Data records
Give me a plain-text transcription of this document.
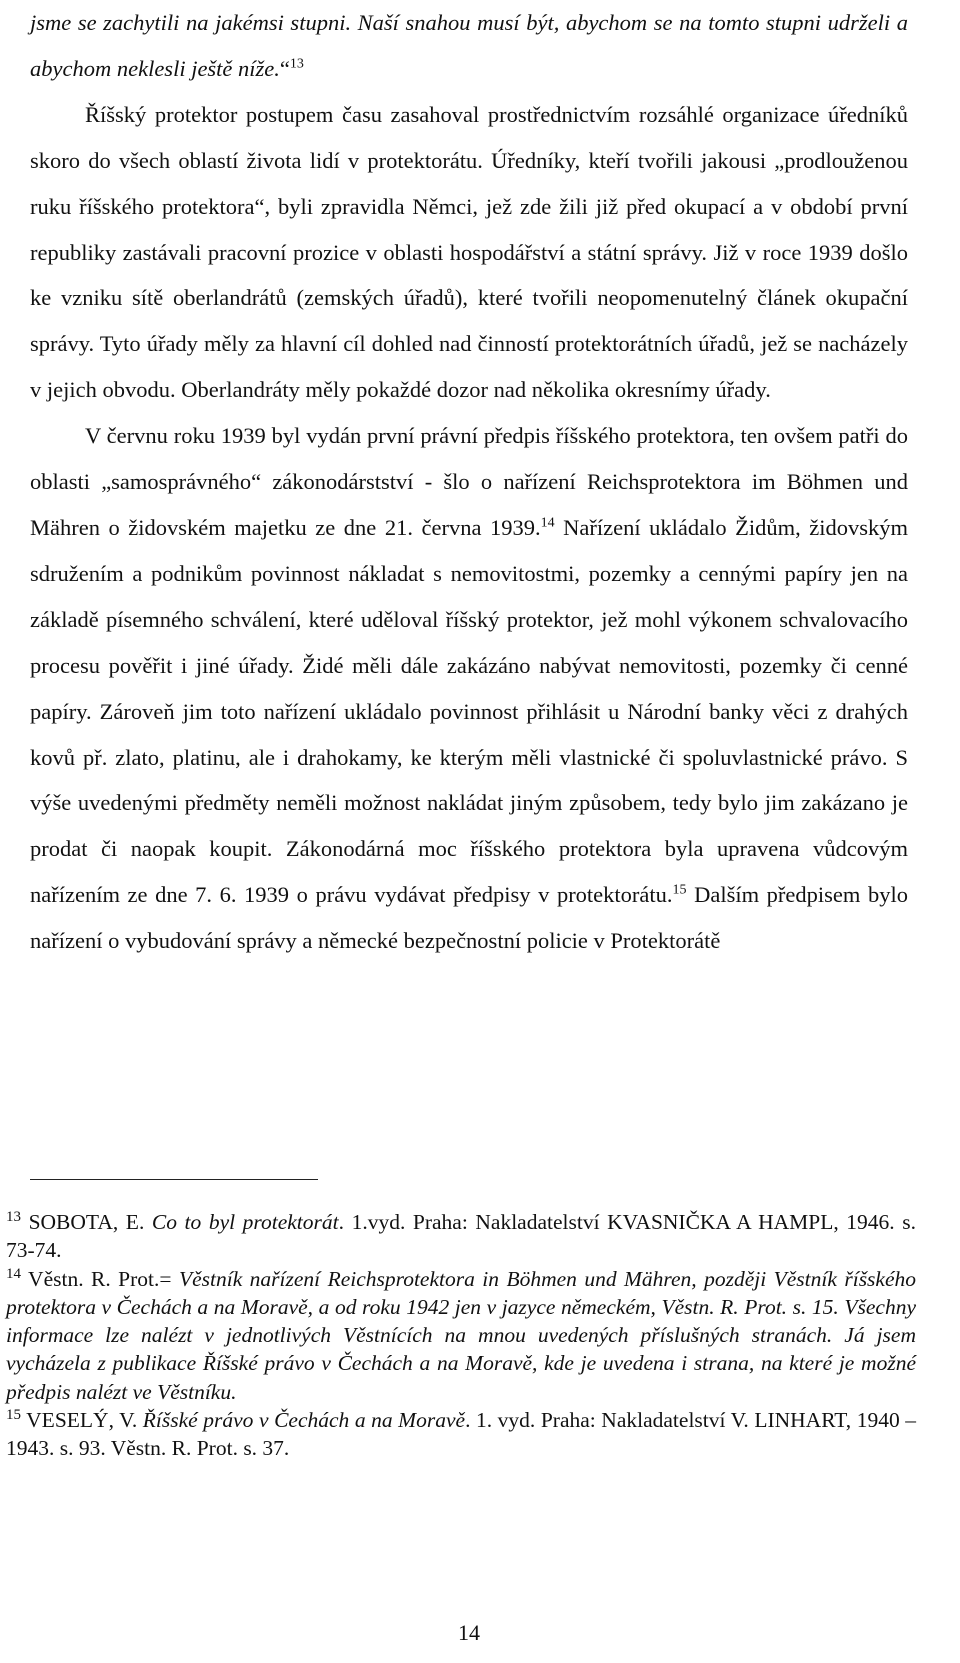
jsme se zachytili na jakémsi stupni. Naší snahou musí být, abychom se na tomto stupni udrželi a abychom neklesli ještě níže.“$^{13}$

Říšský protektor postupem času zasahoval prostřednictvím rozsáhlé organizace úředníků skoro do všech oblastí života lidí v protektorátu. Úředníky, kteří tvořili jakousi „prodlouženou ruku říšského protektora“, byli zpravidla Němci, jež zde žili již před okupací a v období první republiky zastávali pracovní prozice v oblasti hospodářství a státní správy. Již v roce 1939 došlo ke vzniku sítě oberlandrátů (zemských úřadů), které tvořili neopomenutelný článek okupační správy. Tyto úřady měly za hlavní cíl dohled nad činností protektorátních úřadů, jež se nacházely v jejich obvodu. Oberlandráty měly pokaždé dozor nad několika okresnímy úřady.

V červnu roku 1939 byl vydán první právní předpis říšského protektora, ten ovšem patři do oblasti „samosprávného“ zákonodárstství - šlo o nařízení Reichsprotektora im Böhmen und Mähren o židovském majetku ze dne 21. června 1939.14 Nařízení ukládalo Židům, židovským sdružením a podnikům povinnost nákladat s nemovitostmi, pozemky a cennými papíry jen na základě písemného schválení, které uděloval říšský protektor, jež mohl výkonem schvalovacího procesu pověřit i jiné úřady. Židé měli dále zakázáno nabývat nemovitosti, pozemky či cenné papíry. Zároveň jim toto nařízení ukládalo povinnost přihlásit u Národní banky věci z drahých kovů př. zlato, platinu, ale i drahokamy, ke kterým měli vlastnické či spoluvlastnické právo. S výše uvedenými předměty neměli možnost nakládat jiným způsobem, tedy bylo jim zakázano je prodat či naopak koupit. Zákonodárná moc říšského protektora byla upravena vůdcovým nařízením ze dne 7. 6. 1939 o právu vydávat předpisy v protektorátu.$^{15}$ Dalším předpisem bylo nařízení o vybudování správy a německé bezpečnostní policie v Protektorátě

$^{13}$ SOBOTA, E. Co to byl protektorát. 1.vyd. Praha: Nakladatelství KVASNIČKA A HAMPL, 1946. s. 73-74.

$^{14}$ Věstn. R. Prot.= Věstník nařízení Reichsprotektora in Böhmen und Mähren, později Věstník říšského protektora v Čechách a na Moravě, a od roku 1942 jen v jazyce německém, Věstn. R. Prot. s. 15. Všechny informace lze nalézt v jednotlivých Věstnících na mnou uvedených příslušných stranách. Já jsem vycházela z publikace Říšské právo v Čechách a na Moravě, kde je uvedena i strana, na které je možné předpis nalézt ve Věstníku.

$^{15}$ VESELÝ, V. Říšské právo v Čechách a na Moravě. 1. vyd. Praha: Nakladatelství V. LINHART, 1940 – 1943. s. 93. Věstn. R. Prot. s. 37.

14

→ **WORK INSTRUCTIONS**: Pull every line containing the word "Nakladatelství" out of the material.

→ **ANSWER IN FULL**:
$^{13}$ SOBOTA, E. Co to byl protektorát. 1.vyd. Praha: Nakladatelství KVASNIČKA A HAMPL, 1946. s. 73-74.
$^{15}$ VESELÝ, V. Říšské právo v Čechách a na Moravě. 1. vyd. Praha: Nakladatelství V. LINHART, 1940 – 1943. s. 93. Věstn. R. Prot. s. 37.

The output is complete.